_Written request_
Identify every line containing the word "SRMTID" and reproduce each one.

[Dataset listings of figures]

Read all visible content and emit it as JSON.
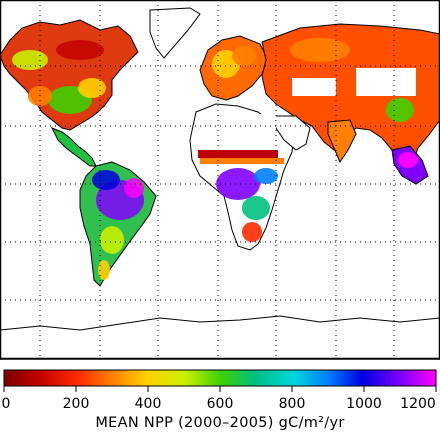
{
  "legend": {
    "title": "MEAN NPP (2000–2005) gC/m²/yr",
    "ticks": [
      "0",
      "200",
      "400",
      "600",
      "800",
      "1000",
      "1200"
    ]
  },
  "colors": {
    "ocean": "#ffffff",
    "no_data": "#ffffff",
    "coastline": "#000000",
    "gridline": "#000000",
    "scale": [
      "#7a0000",
      "#c00000",
      "#ff2a00",
      "#ff8000",
      "#ffd000",
      "#c8f000",
      "#40d000",
      "#00c080",
      "#00d8d8",
      "#0080ff",
      "#0000e0",
      "#8000ff",
      "#ff00ff"
    ]
  },
  "map": {
    "projection": "equirectangular",
    "gridlines": "dotted",
    "variable": "net primary production"
  }
}
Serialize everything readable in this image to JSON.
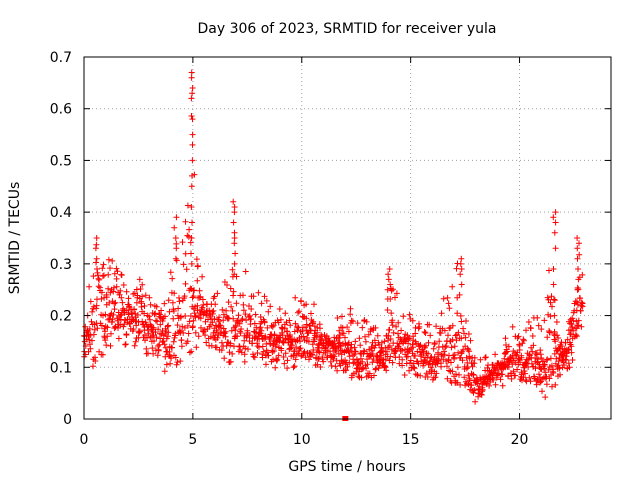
{
  "chart_data": {
    "type": "scatter",
    "title": "Day 306 of 2023, SRMTID for receiver yula",
    "xlabel": "GPS time / hours",
    "ylabel": "SRMTID / TECUs",
    "xlim": [
      0,
      24.2
    ],
    "ylim": [
      0,
      0.7
    ],
    "xticks": [
      0,
      5,
      10,
      15,
      20
    ],
    "xtick_labels": [
      "0",
      "5",
      "10",
      "15",
      "20"
    ],
    "yticks": [
      0,
      0.1,
      0.2,
      0.3,
      0.4,
      0.5,
      0.6,
      0.7
    ],
    "ytick_labels": [
      "0",
      "0.1",
      "0.2",
      "0.3",
      "0.4",
      "0.5",
      "0.6",
      "0.7"
    ],
    "grid": true,
    "marker": "+",
    "color": "#ff0000",
    "series": [
      {
        "name": "SRMTID",
        "envelope": {
          "x": [
            0.0,
            0.3,
            0.6,
            1.0,
            1.4,
            1.8,
            2.2,
            2.6,
            3.0,
            3.4,
            3.8,
            4.2,
            4.6,
            4.9,
            5.2,
            5.6,
            6.0,
            6.4,
            6.8,
            7.0,
            7.4,
            7.8,
            8.2,
            8.6,
            9.0,
            9.4,
            9.8,
            10.2,
            10.6,
            11.0,
            11.4,
            11.8,
            12.2,
            12.6,
            13.0,
            13.4,
            13.8,
            14.0,
            14.4,
            14.8,
            15.2,
            15.6,
            16.0,
            16.4,
            16.8,
            17.2,
            17.6,
            18.0,
            18.4,
            18.8,
            19.2,
            19.6,
            20.0,
            20.4,
            20.8,
            21.2,
            21.4,
            21.8,
            22.2,
            22.6,
            22.9
          ],
          "low": [
            0.1,
            0.09,
            0.12,
            0.12,
            0.13,
            0.14,
            0.13,
            0.12,
            0.11,
            0.1,
            0.09,
            0.1,
            0.12,
            0.13,
            0.14,
            0.14,
            0.12,
            0.11,
            0.11,
            0.12,
            0.11,
            0.1,
            0.1,
            0.1,
            0.09,
            0.09,
            0.09,
            0.1,
            0.1,
            0.1,
            0.09,
            0.08,
            0.08,
            0.08,
            0.08,
            0.08,
            0.09,
            0.1,
            0.1,
            0.08,
            0.08,
            0.08,
            0.07,
            0.07,
            0.07,
            0.07,
            0.05,
            0.03,
            0.05,
            0.06,
            0.06,
            0.07,
            0.07,
            0.07,
            0.06,
            0.04,
            0.06,
            0.07,
            0.09,
            0.13,
            0.17
          ],
          "high": [
            0.2,
            0.27,
            0.35,
            0.32,
            0.31,
            0.28,
            0.28,
            0.27,
            0.25,
            0.24,
            0.3,
            0.36,
            0.34,
            0.67,
            0.3,
            0.27,
            0.24,
            0.25,
            0.42,
            0.32,
            0.3,
            0.25,
            0.24,
            0.23,
            0.22,
            0.22,
            0.24,
            0.24,
            0.22,
            0.2,
            0.19,
            0.2,
            0.24,
            0.2,
            0.19,
            0.18,
            0.17,
            0.29,
            0.24,
            0.22,
            0.21,
            0.18,
            0.21,
            0.23,
            0.24,
            0.31,
            0.19,
            0.11,
            0.12,
            0.12,
            0.15,
            0.18,
            0.18,
            0.19,
            0.2,
            0.19,
            0.4,
            0.17,
            0.2,
            0.3,
            0.35
          ]
        },
        "center": [
          0.15,
          0.17,
          0.2,
          0.21,
          0.21,
          0.21,
          0.2,
          0.19,
          0.17,
          0.16,
          0.16,
          0.18,
          0.2,
          0.22,
          0.21,
          0.2,
          0.18,
          0.17,
          0.18,
          0.18,
          0.17,
          0.16,
          0.16,
          0.15,
          0.15,
          0.15,
          0.15,
          0.15,
          0.15,
          0.14,
          0.14,
          0.13,
          0.13,
          0.12,
          0.12,
          0.12,
          0.12,
          0.16,
          0.15,
          0.14,
          0.13,
          0.12,
          0.12,
          0.13,
          0.13,
          0.14,
          0.1,
          0.06,
          0.08,
          0.09,
          0.1,
          0.11,
          0.11,
          0.11,
          0.11,
          0.09,
          0.12,
          0.11,
          0.13,
          0.19,
          0.24
        ],
        "spikes": [
          {
            "x": 4.95,
            "values": [
              0.67,
              0.66,
              0.64,
              0.63,
              0.62,
              0.58,
              0.55,
              0.53,
              0.5,
              0.47,
              0.45,
              0.41,
              0.38,
              0.35,
              0.32,
              0.3
            ]
          },
          {
            "x": 6.9,
            "values": [
              0.42,
              0.41,
              0.4,
              0.38,
              0.36,
              0.35,
              0.34,
              0.32,
              0.3,
              0.28
            ]
          },
          {
            "x": 21.6,
            "values": [
              0.4,
              0.39,
              0.38,
              0.36,
              0.33,
              0.29,
              0.26,
              0.23,
              0.2
            ]
          },
          {
            "x": 22.7,
            "values": [
              0.35,
              0.34,
              0.33,
              0.31,
              0.29,
              0.27,
              0.25
            ]
          },
          {
            "x": 4.2,
            "values": [
              0.39,
              0.37,
              0.35,
              0.33,
              0.31
            ]
          },
          {
            "x": 0.6,
            "values": [
              0.35,
              0.33,
              0.31,
              0.29
            ]
          },
          {
            "x": 17.3,
            "values": [
              0.31,
              0.3,
              0.29,
              0.28,
              0.26,
              0.24
            ]
          },
          {
            "x": 14.0,
            "values": [
              0.29,
              0.28,
              0.27,
              0.26,
              0.25
            ]
          }
        ],
        "outliers": [
          {
            "x": 12.0,
            "y": 0.0
          }
        ]
      }
    ]
  }
}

_Worked answer_
    "title": "Day 306 of 2023, SRMTID for receiver yula",
    "ylabel": "SRMTID / TECUs",
        "name": "SRMTID",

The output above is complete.